* Written task A: List the columns named in the select clause of the SQL query on the ISFDB queries page, in the order they appear there.
* Written task B: Write the next part of the ISFDB queries page, picking up after its last line.

* Document extract:
Begin

User:ErsatzCulture/SQLQueries

From ISFDB
< User:ErsatzCulture
Revision as of 21:35, 19 November 2022 by ErsatzCulture (talk | contribs) (fancy version of verification stats)
(diff) ← Older revision | Latest revision (diff) | Newer revision → (diff)
Jump to navigation Jump to search

Author related

Non-standard name detection

See R&S_Example_page/Initials_normalization.

Author names beginning with two upper case letters with no full-stops/periods

(91 records as of September 2019)

   select a.author_id, a.author_canonical author_name, a.author_legalname, p.author_id real_author_id, ra.author_canonical real_name from authors a LEFT OUTER JOIN pseudonyms p ON (a.author_id = p.pseudonym) LEFT OUTER JOIN authors ra ON (ra.author_id = p.author_id) where CAST(a.author_canonical AS BINARY) regexp '^[A-Z][A-Z]' order by real_author_id, a.author_canonical;

Author names beginning with an initial and a full-stop/period, but then no space or hyphen

(14 records as of September 2019)

End

Items from a data source
Begin

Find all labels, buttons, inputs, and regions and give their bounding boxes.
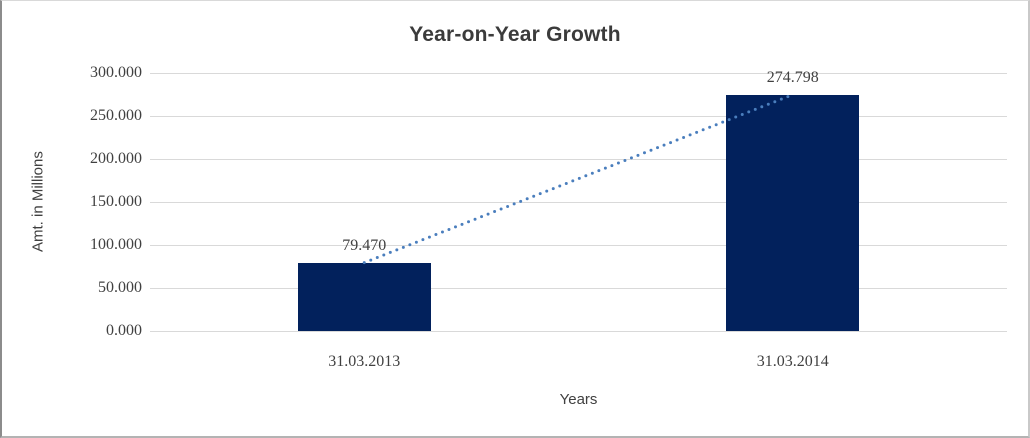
chart-title: Year-on-Year Growth bbox=[409, 23, 621, 46]
y-tick-label: 200.000 bbox=[90, 150, 142, 167]
bar-31.03.2013 bbox=[297, 262, 431, 331]
gridline bbox=[150, 201, 1007, 203]
y-tick-label: 50.000 bbox=[98, 279, 142, 296]
bar-value-label: 79.470 bbox=[342, 236, 387, 254]
bar-31.03.2014 bbox=[726, 94, 860, 331]
plot-area bbox=[150, 72, 1007, 332]
gridline bbox=[150, 115, 1007, 117]
gridline bbox=[150, 244, 1007, 246]
gridline bbox=[150, 158, 1007, 160]
gridline bbox=[150, 330, 1007, 332]
x-axis-title: Years bbox=[559, 391, 598, 408]
y-tick-label: 0.000 bbox=[106, 322, 142, 339]
x-tick-label: 31.03.2013 bbox=[328, 353, 401, 370]
y-tick-label: 150.000 bbox=[90, 193, 142, 210]
x-tick-label: 31.03.2014 bbox=[756, 353, 829, 370]
gridline bbox=[150, 287, 1007, 289]
gridline bbox=[150, 72, 1007, 74]
bar-value-label: 274.798 bbox=[766, 68, 819, 86]
y-tick-label: 250.000 bbox=[90, 107, 142, 124]
y-tick-label: 100.000 bbox=[90, 236, 142, 253]
y-tick-label: 300.000 bbox=[90, 64, 142, 81]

End

* Task answer A: a.author_id, a.author_canonical, a.author_legalname, p.author_id, ra.author_canonical

* Task answer B:
   select a.author_id, a.author_canonical author_name, a.author_legalname, p.author_id real_author_id, ra.author_canonical real_name from authors a LEFT OUTER JOIN pseudonyms p ON (a.author_id = p.pseudonym) LEFT OUTER JOIN authors ra ON (ra.author_id = p.author_id) where CAST(a.author_canonical AS BINARY) regexp '^[A-Z]\\.[^ \-]' order by real_author_id, a.author_canonical;

Author names beginning with an initial and then a non-letter or full-stop/period

(269 records as of September 2019 - this pulls in a lot of false-positives e.g. HTML entities - which may or may not be relevant in this context - some non-ASCII letters, etc)

   select a.author_id, a.author_canonical author_name, a.author_legalname, p.author_id real_author_id, ra.author_canonical real_name from authors a LEFT OUTER JOIN pseudonyms p ON (a.author_id = p.pseudonym) LEFT OUTER JOIN authors ra ON (ra.author_id = p.author_id) where CAST(a.author_canonical AS BINARY) regexp '^[A-Z][^\\p{L}\\.\']' order by real_author_id, a.author_canonical;

Author names not beginning with an upper case ASCII letter or HTML entity

(708 records as of September 2019 - this pulls in a lot of false positives with non-ASCII upper case letters)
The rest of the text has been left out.